▶ **指示 A**: 提示文のうち、「2007.08.13 (Mon)  『Last Days』」で始まり「る。静かで、とても強い作品。」に至るまでの部分を、そのまま書き出してください。
▶ **指示 B**: 提示文で、ガス・ヴァン・サントと同郷の人物として名前が挙げられているのは誰か。

2007.08.13 (Mon)  『Last Days』

ガス・ヴァン・サント監督の『LastDays』をようやくDVDで観賞。映画館で観るタイミングを逃してずっとそのままになってしまっていた。NIRVANAのカート・コバーンをモデルにしているということで話題になった作品だが、もっと普遍的な物語だと感じた。美しい森の中を彷徨う主人公のロックスター・ブレイクに適度な距離感で見つめ続ける視線(カメラワーク)は、すぐれた写真作品のように、特定の存在を捉えながらも、観る側一人一人の中に潜んでいる無名で匿名の存在を映し出している。例えば、いくら幸福な家庭や友人、あるいは名声や金を持っていたとしても、表現するという行為に手を染めた存在はやはり決して孤独からは逃げられない。それは自身の業や存在そのものとワンセットであるが故に、誰が近くに寄り添おうとそこからは逃げ切れない。森の中を彷徨う主人公の姿は、そうした誰の中にもある風景を描いている。具体的な話でいえば、きっとガス・ヴァン・サントと同じ同郷(ポートランド)のエリオット・スミス(彼もスターダムに登った真っただ中で自殺する)の存在が作品づくりに反映されていると思うが、他にもこの映画の出演者たち(多くは役者であり同時にミュージシャンでもある人々)が持つ様々なエピソードを盛り込まれ、脚本が練られたらしい。虚実混然、そしてそのバランス感覚が、映画に関わらず、さまざまな表現方法において非常に重要な点なのは今更いうまでもないのだが、ガス・ヴァン・サントの作品には、そうしたフィクションとリアリティとの境界を曖昧にする妙が、ストーリーテリング、そしてとりわけ秀逸なカメラワークによって、見事に実現されていると感じる。映画というよりも、Moving Image。それ故に、多くの人の記憶に深く刷り込まれる。静かで、とても強い作品。

▶ **与えられた資料**:
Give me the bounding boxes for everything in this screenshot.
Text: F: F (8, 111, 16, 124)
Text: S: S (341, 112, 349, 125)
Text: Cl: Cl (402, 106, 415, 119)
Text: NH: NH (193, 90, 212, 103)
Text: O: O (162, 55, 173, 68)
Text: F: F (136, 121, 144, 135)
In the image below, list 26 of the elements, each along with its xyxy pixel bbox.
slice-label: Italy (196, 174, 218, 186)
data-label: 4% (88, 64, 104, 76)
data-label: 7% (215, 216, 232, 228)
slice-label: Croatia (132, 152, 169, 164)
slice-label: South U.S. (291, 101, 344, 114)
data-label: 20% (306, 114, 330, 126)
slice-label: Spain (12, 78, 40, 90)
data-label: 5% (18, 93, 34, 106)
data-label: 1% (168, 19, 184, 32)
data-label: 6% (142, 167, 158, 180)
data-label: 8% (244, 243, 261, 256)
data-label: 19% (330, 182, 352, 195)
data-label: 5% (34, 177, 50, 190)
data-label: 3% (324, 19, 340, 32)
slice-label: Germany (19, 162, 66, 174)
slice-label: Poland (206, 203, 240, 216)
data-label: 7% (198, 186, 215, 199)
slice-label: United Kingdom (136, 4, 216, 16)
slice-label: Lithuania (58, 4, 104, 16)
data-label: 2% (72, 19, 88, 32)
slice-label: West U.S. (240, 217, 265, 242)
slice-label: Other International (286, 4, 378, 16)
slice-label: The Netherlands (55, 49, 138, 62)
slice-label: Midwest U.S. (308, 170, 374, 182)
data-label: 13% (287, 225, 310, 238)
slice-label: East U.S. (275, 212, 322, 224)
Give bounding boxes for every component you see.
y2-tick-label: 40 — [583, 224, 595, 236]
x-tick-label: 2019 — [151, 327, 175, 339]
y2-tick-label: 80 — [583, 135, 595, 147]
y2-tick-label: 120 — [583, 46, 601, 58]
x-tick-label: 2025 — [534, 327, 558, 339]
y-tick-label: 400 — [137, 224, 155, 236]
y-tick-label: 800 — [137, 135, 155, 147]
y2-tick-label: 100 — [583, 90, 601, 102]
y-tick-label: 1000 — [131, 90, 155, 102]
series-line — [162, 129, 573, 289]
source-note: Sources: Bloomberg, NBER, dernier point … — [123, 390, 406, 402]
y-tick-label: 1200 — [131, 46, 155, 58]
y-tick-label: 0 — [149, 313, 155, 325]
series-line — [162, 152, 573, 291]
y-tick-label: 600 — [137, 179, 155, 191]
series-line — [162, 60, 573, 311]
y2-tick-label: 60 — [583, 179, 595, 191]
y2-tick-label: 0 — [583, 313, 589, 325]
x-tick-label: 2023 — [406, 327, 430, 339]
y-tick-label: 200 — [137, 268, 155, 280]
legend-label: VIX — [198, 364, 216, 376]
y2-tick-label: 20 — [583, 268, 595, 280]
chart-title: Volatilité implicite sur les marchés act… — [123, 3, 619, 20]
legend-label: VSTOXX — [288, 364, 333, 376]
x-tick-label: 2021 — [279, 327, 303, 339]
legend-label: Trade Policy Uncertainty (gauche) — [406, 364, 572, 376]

▶ **解答 A**:
2007.08.13 (Mon)  『Last Days』

ガス・ヴァン・サント監督の『LastDays』をようやくDVDで観賞。映画館で観るタイミングを逃してずっとそのままになってしまっていた。NIRVANAのカート・コバーンをモデルにしているということで話題になった作品だが、もっと普遍的な物語だと感じた。美しい森の中を彷徨う主人公のロックスター・ブレイクに適度な距離感で見つめ続ける視線(カメラワーク)は、すぐれた写真作品のように、特定の存在を捉えながらも、観る側一人一人の中に潜んでいる無名で匿名の存在を映し出している。例えば、いくら幸福な家庭や友人、あるいは名声や金を持っていたとしても、表現するという行為に手を染めた存在はやはり決して孤独からは逃げられない。それは自身の業や存在そのものとワンセットであるが故に、誰が近くに寄り添おうとそこからは逃げ切れない。森の中を彷徨う主人公の姿は、そうした誰の中にもある風景を描いている。具体的な話でいえば、きっとガス・ヴァン・サントと同じ同郷(ポートランド)のエリオット・スミス(彼もスターダムに登った真っただ中で自殺する)の存在が作品づくりに反映されていると思うが、他にもこの映画の出演者たち(多くは役者であり同時にミュージシャンでもある人々)が持つ様々なエピソードを盛り込まれ、脚本が練られたらしい。虚実混然、そしてそのバランス感覚が、映画に関わらず、さまざまな表現方法において非常に重要な点なのは今更いうまでもないのだが、ガス・ヴァン・サントの作品には、そうしたフィクションとリアリティとの境界を曖昧にする妙が、ストーリーテリング、そしてとりわけ秀逸なカメラワークによって、見事に実現されていると感じる。映画というよりも、Moving Image。それ故に、多くの人の記憶に深く刷り込まれる。静かで、とても強い作品。

▶ **解答 B**: エリオット・スミス